Aim: Copy out every line that contains the word "comments".

Extracted records
____________________
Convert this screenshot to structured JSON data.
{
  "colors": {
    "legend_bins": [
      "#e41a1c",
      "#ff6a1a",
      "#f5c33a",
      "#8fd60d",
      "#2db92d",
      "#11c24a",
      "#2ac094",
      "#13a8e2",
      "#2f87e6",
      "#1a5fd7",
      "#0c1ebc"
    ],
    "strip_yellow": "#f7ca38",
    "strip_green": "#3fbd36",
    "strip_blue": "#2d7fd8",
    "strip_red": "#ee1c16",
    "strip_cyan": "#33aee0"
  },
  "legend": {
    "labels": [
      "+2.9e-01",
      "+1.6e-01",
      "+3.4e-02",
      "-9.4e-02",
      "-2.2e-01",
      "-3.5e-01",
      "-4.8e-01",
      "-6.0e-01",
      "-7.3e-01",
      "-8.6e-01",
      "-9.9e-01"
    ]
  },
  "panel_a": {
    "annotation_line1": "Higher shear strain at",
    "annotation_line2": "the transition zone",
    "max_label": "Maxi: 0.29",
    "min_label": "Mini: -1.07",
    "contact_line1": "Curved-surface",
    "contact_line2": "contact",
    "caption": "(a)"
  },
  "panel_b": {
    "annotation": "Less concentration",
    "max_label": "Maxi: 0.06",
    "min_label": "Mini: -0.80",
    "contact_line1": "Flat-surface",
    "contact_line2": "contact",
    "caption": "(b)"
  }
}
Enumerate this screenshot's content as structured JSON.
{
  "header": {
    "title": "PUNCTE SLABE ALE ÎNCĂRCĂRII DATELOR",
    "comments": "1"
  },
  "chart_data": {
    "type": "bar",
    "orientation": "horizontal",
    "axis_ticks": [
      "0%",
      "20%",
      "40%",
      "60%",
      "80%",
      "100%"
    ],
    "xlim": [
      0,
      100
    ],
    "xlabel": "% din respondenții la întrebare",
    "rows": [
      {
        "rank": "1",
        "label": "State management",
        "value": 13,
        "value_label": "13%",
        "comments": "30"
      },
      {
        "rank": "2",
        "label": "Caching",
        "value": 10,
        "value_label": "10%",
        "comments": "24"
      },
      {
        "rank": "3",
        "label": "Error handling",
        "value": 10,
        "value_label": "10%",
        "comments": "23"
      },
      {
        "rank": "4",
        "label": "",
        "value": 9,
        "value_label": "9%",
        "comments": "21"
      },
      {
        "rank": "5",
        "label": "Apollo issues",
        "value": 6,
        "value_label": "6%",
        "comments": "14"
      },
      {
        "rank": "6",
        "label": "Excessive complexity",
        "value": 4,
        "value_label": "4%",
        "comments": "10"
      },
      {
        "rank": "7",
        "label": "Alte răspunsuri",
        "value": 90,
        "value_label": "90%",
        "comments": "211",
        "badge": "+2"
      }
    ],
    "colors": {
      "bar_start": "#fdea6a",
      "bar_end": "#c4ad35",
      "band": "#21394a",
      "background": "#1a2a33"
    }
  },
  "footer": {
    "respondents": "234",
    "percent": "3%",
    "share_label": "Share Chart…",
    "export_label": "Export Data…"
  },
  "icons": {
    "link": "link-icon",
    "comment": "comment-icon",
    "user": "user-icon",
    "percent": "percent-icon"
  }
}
____________________
Result:
    "comments": "1"
        "comments": "30"
        "comments": "24"
        "comments": "23"
        "comments": "21"
        "comments": "14"
        "comments": "10"
        "comments": "211",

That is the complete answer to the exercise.